## Your objective
What is the number of lines in these entries that include "name"? Write that number and no other text.

Records from a collection
=-=-=

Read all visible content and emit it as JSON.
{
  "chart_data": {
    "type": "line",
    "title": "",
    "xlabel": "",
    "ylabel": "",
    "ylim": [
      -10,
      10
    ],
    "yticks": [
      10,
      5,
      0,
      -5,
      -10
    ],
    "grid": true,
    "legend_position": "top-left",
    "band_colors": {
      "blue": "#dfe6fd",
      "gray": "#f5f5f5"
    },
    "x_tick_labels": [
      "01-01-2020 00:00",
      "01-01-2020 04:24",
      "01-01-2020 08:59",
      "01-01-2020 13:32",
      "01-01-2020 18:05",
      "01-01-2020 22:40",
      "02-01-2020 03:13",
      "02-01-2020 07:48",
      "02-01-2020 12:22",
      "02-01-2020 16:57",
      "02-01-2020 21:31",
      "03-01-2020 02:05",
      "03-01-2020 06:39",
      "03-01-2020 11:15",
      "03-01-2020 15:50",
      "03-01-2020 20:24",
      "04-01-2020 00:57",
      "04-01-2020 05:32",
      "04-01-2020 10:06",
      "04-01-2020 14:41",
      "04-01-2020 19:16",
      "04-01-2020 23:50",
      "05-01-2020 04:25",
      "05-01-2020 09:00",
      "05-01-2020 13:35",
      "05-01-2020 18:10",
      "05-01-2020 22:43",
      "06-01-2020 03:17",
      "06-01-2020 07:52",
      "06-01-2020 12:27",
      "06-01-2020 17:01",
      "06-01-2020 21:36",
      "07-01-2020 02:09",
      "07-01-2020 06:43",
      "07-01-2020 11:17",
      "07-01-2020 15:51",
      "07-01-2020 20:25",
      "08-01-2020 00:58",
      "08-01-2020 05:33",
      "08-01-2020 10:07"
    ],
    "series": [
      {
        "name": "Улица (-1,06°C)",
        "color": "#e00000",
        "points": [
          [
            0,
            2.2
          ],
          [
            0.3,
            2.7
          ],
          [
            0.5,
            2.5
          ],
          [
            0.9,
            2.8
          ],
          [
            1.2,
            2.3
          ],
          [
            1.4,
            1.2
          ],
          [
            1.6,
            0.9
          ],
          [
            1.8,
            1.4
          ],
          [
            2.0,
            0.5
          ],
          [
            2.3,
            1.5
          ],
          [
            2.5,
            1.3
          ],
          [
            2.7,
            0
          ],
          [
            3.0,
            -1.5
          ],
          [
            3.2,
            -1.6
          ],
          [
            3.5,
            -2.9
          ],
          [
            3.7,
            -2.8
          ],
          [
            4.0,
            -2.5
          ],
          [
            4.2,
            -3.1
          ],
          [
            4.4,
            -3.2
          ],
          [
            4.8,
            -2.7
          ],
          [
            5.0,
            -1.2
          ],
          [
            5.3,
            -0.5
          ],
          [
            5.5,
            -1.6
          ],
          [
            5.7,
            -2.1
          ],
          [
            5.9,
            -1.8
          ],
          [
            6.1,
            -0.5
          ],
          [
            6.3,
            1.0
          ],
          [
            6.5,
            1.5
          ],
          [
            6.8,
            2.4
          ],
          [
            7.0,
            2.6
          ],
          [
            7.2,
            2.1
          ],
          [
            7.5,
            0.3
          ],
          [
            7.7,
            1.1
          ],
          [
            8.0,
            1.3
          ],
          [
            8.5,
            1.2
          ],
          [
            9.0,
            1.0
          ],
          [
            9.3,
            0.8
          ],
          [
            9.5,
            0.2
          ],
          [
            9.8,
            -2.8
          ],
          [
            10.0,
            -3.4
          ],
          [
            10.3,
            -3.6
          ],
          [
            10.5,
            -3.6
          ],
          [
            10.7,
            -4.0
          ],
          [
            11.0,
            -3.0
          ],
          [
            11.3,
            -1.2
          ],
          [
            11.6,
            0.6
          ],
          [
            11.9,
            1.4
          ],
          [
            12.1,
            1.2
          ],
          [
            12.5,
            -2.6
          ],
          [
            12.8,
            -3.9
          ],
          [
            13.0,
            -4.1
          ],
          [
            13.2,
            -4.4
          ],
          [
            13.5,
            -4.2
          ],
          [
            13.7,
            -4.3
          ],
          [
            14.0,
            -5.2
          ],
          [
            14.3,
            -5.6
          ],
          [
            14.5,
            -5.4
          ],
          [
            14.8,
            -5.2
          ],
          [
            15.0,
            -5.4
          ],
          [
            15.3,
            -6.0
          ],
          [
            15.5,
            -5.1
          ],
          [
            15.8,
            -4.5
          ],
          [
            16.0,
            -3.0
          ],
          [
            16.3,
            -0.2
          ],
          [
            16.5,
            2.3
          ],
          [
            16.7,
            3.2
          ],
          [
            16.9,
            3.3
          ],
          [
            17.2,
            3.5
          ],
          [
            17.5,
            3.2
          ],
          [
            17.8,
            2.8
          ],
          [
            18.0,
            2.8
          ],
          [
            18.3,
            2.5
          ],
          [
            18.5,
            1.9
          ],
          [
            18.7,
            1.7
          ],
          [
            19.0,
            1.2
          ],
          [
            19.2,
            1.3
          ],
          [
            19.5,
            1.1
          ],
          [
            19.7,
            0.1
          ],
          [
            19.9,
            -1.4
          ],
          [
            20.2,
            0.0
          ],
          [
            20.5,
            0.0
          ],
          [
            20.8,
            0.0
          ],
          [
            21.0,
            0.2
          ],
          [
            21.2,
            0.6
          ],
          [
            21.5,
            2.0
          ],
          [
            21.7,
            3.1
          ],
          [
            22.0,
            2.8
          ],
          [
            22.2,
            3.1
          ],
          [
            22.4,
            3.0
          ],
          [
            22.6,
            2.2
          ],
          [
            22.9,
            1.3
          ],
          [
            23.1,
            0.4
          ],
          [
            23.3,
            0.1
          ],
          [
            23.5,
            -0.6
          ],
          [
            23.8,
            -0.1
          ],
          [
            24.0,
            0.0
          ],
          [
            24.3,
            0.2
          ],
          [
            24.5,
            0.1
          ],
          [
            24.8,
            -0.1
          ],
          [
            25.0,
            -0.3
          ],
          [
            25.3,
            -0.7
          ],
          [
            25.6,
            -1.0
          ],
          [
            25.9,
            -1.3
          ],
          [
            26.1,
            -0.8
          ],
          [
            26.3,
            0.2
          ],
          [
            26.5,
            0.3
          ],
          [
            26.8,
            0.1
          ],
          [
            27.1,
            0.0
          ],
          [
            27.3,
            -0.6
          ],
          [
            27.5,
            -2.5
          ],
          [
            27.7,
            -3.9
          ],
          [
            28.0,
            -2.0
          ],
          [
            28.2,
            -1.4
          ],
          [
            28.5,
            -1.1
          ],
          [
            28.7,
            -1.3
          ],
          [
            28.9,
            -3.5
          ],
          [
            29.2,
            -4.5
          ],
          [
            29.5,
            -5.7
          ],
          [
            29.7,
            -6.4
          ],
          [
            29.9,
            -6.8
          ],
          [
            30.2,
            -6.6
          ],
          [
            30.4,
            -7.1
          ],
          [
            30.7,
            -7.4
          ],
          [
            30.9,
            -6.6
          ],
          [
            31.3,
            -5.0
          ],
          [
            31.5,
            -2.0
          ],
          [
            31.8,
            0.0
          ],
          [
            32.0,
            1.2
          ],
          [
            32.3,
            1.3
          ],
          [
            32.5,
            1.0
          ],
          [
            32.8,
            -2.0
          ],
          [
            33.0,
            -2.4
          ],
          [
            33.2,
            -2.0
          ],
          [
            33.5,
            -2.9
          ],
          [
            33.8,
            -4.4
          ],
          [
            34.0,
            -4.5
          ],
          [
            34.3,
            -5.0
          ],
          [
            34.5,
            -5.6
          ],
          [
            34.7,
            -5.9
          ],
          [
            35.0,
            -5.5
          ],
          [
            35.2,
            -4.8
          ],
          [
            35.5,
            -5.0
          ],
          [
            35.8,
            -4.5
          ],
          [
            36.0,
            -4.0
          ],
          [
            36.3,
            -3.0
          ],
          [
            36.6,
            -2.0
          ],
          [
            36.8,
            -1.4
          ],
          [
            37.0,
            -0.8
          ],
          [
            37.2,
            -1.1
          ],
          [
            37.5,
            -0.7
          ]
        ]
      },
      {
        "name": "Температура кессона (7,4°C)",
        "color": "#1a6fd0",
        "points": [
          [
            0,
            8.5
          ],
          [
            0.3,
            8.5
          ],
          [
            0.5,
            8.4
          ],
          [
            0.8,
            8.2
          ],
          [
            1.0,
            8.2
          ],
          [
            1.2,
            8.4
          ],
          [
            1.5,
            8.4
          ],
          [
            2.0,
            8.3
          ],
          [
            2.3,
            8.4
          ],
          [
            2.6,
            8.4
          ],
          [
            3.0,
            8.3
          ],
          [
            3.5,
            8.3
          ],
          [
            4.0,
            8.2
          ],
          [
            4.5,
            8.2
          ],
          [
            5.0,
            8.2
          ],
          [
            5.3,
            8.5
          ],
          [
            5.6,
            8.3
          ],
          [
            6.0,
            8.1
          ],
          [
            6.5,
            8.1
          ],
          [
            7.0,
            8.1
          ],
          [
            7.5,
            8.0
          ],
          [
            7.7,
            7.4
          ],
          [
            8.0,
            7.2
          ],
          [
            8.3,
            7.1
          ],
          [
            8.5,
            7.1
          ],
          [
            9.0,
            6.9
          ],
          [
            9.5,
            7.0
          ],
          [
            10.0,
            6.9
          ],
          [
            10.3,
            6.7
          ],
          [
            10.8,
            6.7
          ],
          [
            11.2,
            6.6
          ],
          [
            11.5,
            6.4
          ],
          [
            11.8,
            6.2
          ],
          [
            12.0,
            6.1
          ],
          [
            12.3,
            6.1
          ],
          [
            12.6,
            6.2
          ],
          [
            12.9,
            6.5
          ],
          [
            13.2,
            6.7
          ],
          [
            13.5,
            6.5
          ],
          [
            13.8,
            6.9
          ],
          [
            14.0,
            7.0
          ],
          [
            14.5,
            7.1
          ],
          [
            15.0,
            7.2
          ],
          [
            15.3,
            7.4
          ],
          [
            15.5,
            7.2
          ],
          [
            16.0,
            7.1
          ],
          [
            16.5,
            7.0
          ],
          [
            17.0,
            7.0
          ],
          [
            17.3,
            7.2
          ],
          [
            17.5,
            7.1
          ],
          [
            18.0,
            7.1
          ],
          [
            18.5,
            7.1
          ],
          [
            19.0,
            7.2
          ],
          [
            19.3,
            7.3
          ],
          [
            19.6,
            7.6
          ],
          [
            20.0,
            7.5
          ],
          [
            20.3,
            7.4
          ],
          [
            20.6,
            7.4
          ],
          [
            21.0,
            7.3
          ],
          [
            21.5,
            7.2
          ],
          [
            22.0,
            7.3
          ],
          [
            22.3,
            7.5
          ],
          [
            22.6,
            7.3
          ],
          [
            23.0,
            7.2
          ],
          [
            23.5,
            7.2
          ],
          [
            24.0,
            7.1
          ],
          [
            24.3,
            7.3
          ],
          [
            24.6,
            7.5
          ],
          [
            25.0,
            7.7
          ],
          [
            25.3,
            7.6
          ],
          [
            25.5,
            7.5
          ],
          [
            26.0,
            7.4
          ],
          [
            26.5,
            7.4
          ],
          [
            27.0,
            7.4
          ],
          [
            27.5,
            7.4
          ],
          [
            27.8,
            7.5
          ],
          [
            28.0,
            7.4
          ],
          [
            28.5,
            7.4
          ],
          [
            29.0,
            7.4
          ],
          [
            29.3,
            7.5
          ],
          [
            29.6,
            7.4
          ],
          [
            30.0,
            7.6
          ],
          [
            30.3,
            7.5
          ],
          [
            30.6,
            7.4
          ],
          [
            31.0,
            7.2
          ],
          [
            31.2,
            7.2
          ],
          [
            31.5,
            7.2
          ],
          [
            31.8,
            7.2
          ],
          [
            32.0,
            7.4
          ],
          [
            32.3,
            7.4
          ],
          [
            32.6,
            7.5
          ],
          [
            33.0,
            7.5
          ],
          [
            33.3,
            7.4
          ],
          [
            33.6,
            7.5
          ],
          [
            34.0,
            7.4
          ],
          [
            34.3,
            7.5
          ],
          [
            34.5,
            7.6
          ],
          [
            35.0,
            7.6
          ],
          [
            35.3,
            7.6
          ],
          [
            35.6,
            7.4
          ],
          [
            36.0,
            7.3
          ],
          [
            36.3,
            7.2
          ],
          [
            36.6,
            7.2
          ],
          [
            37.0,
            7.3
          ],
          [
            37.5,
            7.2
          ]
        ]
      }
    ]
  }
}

=-=-=

## Solution for this exercise
2